:: AIM ::
Give every line from the entries that contains "text".

Data records:
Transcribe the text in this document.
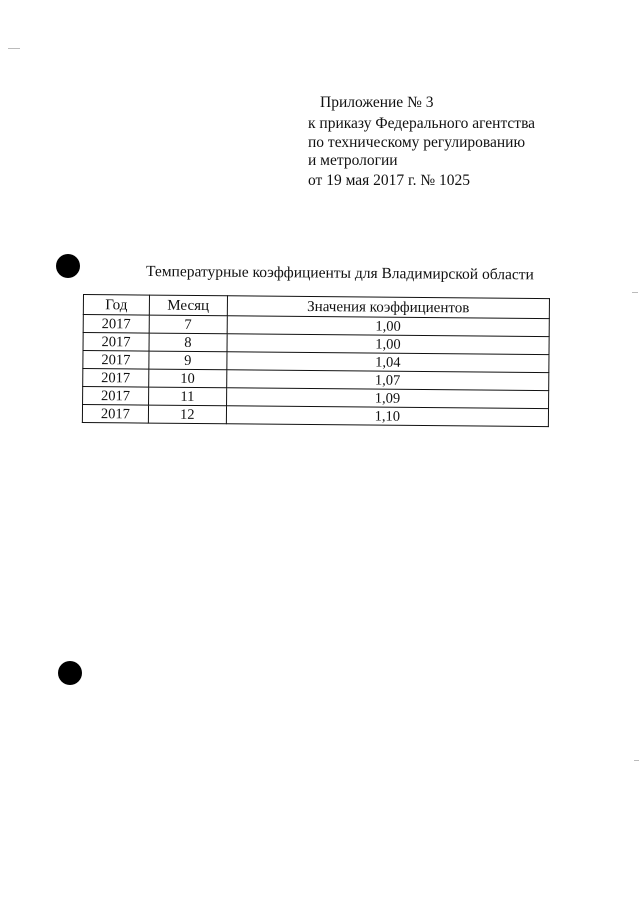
Приложение № 3
к приказу Федерального агентства
по техническому регулированию
и метрологии
от 19 мая 2017 г. № 1025
Температурные коэффициенты для Владимирской области
Год	Месяц	Значения коэффициентов
2017	7	1,00
2017	8	1,00
2017	9	1,04
2017	10	1,07
2017	11	1,09
2017	12	1,10
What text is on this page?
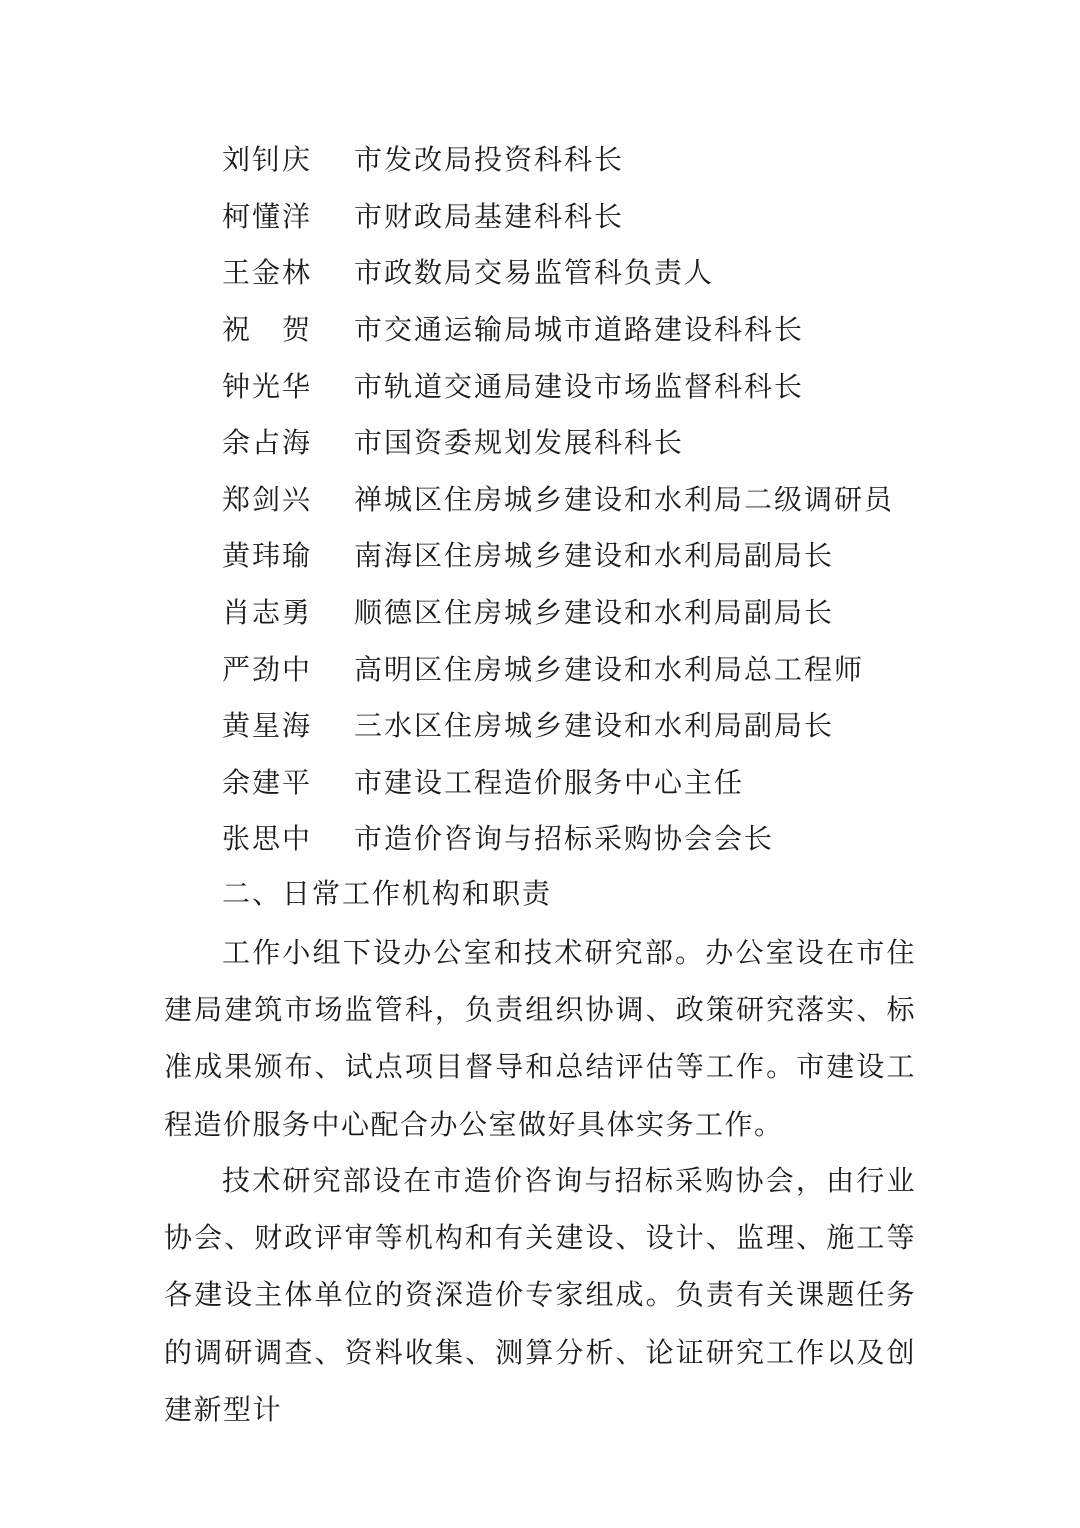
刘钊庆	市发改局投资科科长
柯懂洋	市财政局基建科科长
王金林	市政数局交易监管科负责人
祝　贺	市交通运输局城市道路建设科科长
钟光华	市轨道交通局建设市场监督科科长
余占海	市国资委规划发展科科长
郑剑兴	禅城区住房城乡建设和水利局二级调研员
黄玮瑜	南海区住房城乡建设和水利局副局长
肖志勇	顺德区住房城乡建设和水利局副局长
严劲中	高明区住房城乡建设和水利局总工程师
黄星海	三水区住房城乡建设和水利局副局长
余建平	市建设工程造价服务中心主任
张思中	市造价咨询与招标采购协会会长
二、日常工作机构和职责

工作小组下设办公室和技术研究部。办公室设在市住建局建筑市场监管科，负责组织协调、政策研究落实、标准成果颁布、试点项目督导和总结评估等工作。市建设工程造价服务中心配合办公室做好具体实务工作。

技术研究部设在市造价咨询与招标采购协会，由行业协会、财政评审等机构和有关建设、设计、监理、施工等各建设主体单位的资深造价专家组成。负责有关课题任务的调研调查、资料收集、测算分析、论证研究工作以及创建新型计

:: SOLUTION TO THE PROBLEM ::
Transcribe the text in this document.
What text is on this page?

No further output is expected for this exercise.